> AIM OF THE TASK
Print all entries precisely as they are written.
— begin —
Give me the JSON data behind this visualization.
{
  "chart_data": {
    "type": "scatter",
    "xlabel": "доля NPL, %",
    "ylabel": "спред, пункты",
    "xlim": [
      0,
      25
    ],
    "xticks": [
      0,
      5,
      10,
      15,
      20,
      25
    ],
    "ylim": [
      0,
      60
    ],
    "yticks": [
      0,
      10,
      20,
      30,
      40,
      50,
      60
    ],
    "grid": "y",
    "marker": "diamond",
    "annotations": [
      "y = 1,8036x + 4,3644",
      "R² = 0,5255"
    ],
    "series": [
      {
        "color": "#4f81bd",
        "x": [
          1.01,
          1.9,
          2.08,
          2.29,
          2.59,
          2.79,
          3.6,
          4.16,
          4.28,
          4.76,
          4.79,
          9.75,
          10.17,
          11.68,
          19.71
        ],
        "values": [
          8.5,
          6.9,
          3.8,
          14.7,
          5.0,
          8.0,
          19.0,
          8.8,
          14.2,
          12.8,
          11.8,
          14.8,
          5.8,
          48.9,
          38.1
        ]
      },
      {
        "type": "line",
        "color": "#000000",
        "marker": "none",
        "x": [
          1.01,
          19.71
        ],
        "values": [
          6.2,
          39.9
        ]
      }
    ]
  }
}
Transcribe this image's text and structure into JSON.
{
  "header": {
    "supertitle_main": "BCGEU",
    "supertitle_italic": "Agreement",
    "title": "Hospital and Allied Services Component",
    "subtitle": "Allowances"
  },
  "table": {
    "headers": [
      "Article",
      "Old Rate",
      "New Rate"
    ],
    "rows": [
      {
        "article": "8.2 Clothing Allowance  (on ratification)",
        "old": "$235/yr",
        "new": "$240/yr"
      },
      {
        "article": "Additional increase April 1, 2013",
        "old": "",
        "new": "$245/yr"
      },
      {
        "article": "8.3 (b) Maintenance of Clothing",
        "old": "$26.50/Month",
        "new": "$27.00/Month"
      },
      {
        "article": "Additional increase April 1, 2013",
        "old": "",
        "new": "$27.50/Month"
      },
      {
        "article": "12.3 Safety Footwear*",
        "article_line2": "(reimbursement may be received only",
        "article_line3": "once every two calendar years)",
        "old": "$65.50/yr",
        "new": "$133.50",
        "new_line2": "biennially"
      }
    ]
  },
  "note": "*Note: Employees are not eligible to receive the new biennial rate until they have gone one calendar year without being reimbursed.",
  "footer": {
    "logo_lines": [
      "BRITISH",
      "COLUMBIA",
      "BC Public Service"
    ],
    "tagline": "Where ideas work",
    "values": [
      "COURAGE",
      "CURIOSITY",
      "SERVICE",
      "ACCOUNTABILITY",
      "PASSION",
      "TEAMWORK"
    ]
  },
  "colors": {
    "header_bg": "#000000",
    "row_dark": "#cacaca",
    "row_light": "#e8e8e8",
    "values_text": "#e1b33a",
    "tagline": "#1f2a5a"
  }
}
— end —
> COMPLETED TASK
Give me the JSON data behind this visualization.
{
  "chart_data": {
    "type": "scatter",
    "xlabel": "доля NPL, %",
    "ylabel": "спред, пункты",
    "xlim": [
      0,
      25
    ],
    "xticks": [
      0,
      5,
      10,
      15,
      20,
      25
    ],
    "ylim": [
      0,
      60
    ],
    "yticks": [
      0,
      10,
      20,
      30,
      40,
      50,
      60
    ],
    "grid": "y",
    "marker": "diamond",
    "annotations": [
      "y = 1,8036x + 4,3644",
      "R² = 0,5255"
    ],
    "series": [
      {
        "color": "#4f81bd",
        "x": [
          1.01,
          1.9,
          2.08,
          2.29,
          2.59,
          2.79,
          3.6,
          4.16,
          4.28,
          4.76,
          4.79,
          9.75,
          10.17,
          11.68,
          19.71
        ],
        "values": [
          8.5,
          6.9,
          3.8,
          14.7,
          5.0,
          8.0,
          19.0,
          8.8,
          14.2,
          12.8,
          11.8,
          14.8,
          5.8,
          48.9,
          38.1
        ]
      },
      {
        "type": "line",
        "color": "#000000",
        "marker": "none",
        "x": [
          1.01,
          19.71
        ],
        "values": [
          6.2,
          39.9
        ]
      }
    ]
  }
}
Transcribe this image's text and structure into JSON.
{
  "header": {
    "supertitle_main": "BCGEU",
    "supertitle_italic": "Agreement",
    "title": "Hospital and Allied Services Component",
    "subtitle": "Allowances"
  },
  "table": {
    "headers": [
      "Article",
      "Old Rate",
      "New Rate"
    ],
    "rows": [
      {
        "article": "8.2 Clothing Allowance  (on ratification)",
        "old": "$235/yr",
        "new": "$240/yr"
      },
      {
        "article": "Additional increase April 1, 2013",
        "old": "",
        "new": "$245/yr"
      },
      {
        "article": "8.3 (b) Maintenance of Clothing",
        "old": "$26.50/Month",
        "new": "$27.00/Month"
      },
      {
        "article": "Additional increase April 1, 2013",
        "old": "",
        "new": "$27.50/Month"
      },
      {
        "article": "12.3 Safety Footwear*",
        "article_line2": "(reimbursement may be received only",
        "article_line3": "once every two calendar years)",
        "old": "$65.50/yr",
        "new": "$133.50",
        "new_line2": "biennially"
      }
    ]
  },
  "note": "*Note: Employees are not eligible to receive the new biennial rate until they have gone one calendar year without being reimbursed.",
  "footer": {
    "logo_lines": [
      "BRITISH",
      "COLUMBIA",
      "BC Public Service"
    ],
    "tagline": "Where ideas work",
    "values": [
      "COURAGE",
      "CURIOSITY",
      "SERVICE",
      "ACCOUNTABILITY",
      "PASSION",
      "TEAMWORK"
    ]
  },
  "colors": {
    "header_bg": "#000000",
    "row_dark": "#cacaca",
    "row_light": "#e8e8e8",
    "values_text": "#e1b33a",
    "tagline": "#1f2a5a"
  }
}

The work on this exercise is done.